> **MATERIAL FOR THIS TASK**
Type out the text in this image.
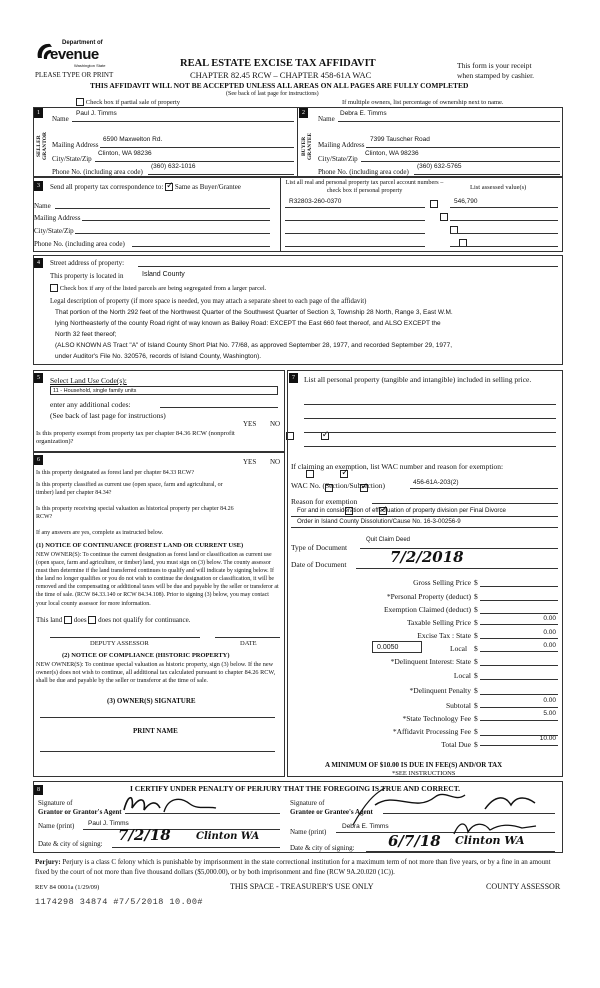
Department of
evenue
Washington State
PLEASE TYPE OR PRINT
REAL ESTATE EXCISE TAX AFFIDAVIT
CHAPTER 82.45 RCW – CHAPTER 458-61A WAC
This form is your receipt
when stamped by cashier.
THIS AFFIDAVIT WILL NOT BE ACCEPTED UNLESS ALL AREAS ON ALL PAGES ARE FULLY COMPLETED
(See back of last page for instructions)
Check box if partial sale of property	If multiple owners, list percentage of ownership next to name.
1
SELLER GRANTOR
Name
Paul J. Timms
Mailing Address
6590 Maxwelton Rd.
City/State/Zip
Clinton, WA 98236
Phone No. (including area code)
(360) 632-1016
2
BUYER GRANTEE
Name
Debra E. Timms
Mailing Address
7399 Tauscher Road
City/State/Zip
Clinton, WA 98236
Phone No. (including area code)
(360) 632-5765
3	Send all property tax correspondence to: ✓ Same as Buyer/Grantee
Name
Mailing Address
City/State/Zip
Phone No. (including area code)
List all real and personal property tax parcel account numbers – check box if personal property	List assessed value(s)
R32803-260-0370
	546,790

4	Street address of property:
This property is located in	Island County
Check box if any of the listed parcels are being segregated from a larger parcel.
Legal description of property (if more space is needed, you may attach a separate sheet to each page of the affidavit)
That portion of the North 292 feet of the Northwest Quarter of the Southwest Quarter of Section 3, Township 28 North, Range 3, East W.M.
lying Northeasterly of the county Road right of way known as Bailey Road: EXCEPT the East 660 feet thereof, and ALSO EXCEPT the
North 32 feet thereof;
(ALSO KNOWN AS Tract "A" of Island County Short Plat No. 77/68, as approved September 28, 1977, and recorded September 29, 1977,
under Auditor's File No. 320576, records of Island County, Washington).
5	Select Land Use Code(s):
11 - Household, single family units
enter any additional codes:
(See back of last page for instructions)
YES NO
Is this property exempt from property tax per chapter 84.36 RCW (nonprofit organization)?
✓
6	YES NO
Is this property designated as forest land per chapter 84.33 RCW?
✓
Is this property classified as current use (open space, farm and agricultural, or timber) land per chapter 84.34?
✓
Is this property receiving special valuation as historical property per chapter 84.26 RCW?
✓
If any answers are yes, complete as instructed below.
(1) NOTICE OF CONTINUANCE (FOREST LAND OR CURRENT USE)
NEW OWNER(S): To continue the current designation as forest land or classification as current use (open space, farm and agriculture, or timber) land, you must sign on (3) below. The county assessor must then determine if the land transferred continues to qualify and will indicate by signing below. If the land no longer qualifies or you do not wish to continue the designation or classification, it will be removed and the compensating or additional taxes will be due and payable by the seller or transferor at the time of sale. (RCW 84.33.140 or RCW 84.34.108). Prior to signing (3) below, you may contact your local county assessor for more information.
This land does does not qualify for continuance.
DEPUTY ASSESSOR	DATE
(2) NOTICE OF COMPLIANCE (HISTORIC PROPERTY)
NEW OWNER(S): To continue special valuation as historic property, sign (3) below. If the new owner(s) does not wish to continue, all additional tax calculated pursuant to chapter 84.26 RCW, shall be due and payable by the seller or transferor at the time of sale.
(3) OWNER(S) SIGNATURE
PRINT NAME
7	List all personal property (tangible and intangible) included in selling price.
If claiming an exemption, list WAC number and reason for exemption:
WAC No. (Section/Subsection)	456-61A-203(2)
Reason for exemption
For and in consideration of effectuation of property division per Final Divorce
Order in Island County Dissolution/Cause No. 16-3-00256-9
Type of Document
Quit Claim Deed
Date of Document	7/2/2018
Gross Selling Price $
*Personal Property (deduct) $
Exemption Claimed (deduct) $
Taxable Selling Price $	0.00
Excise Tax : State $	0.00
0.0050	Local $	0.00
*Delinquent Interest: State $
Local $
*Delinquent Penalty $
Subtotal $
0.00
*State Technology Fee $
5.00
*Affidavit Processing Fee $
Total Due $
10.00
A MINIMUM OF $10.00 IS DUE IN FEE(S) AND/OR TAX
*SEE INSTRUCTIONS
8	I CERTIFY UNDER PENALTY OF PERJURY THAT THE FOREGOING IS TRUE AND CORRECT.
Signature of
Grantor or Grantor's Agent
Name (print)	Paul J. Timms
Date & city of signing: 7/2/18	Clinton WA
Signature of
Grantee or Grantee's Agent
Name (print)
Debra E. Timms
Date & city of signing: 6/7/18 Clinton WA
Perjury: Perjury is a class C felony which is punishable by imprisonment in the state correctional institution for a maximum term of not more than five years, or by a fine in an amount fixed by the court of not more than five thousand dollars ($5,000.00), or by both imprisonment and fine (RCW 9A.20.020 (1C)).
REV 84 0001a (1/29/09)	THIS SPACE - TREASURER'S USE ONLY	COUNTY ASSESSOR
1174298 34874 #7/5/2018 10.00#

> **YOUR TASK**
Select every line in the records above that contains the word "open".

> **SOLUTION**
Is this property classified as current use (open space, farm and agricultural, or timber) land per chapter 84.34?
NEW OWNER(S): To continue the current designation as forest land or classification as current use (open space, farm and agriculture, or timber) land, you must sign on (3) below. The county assessor must then determine if the land transferred continues to qualify and will indicate by signing below. If the land no longer qualifies or you do not wish to continue the designation or classification, it will be removed and the compensating or additional taxes will be due and payable by the seller or transferor at the time of sale. (RCW 84.33.140 or RCW 84.34.108). Prior to signing (3) below, you may contact your local county assessor for more information.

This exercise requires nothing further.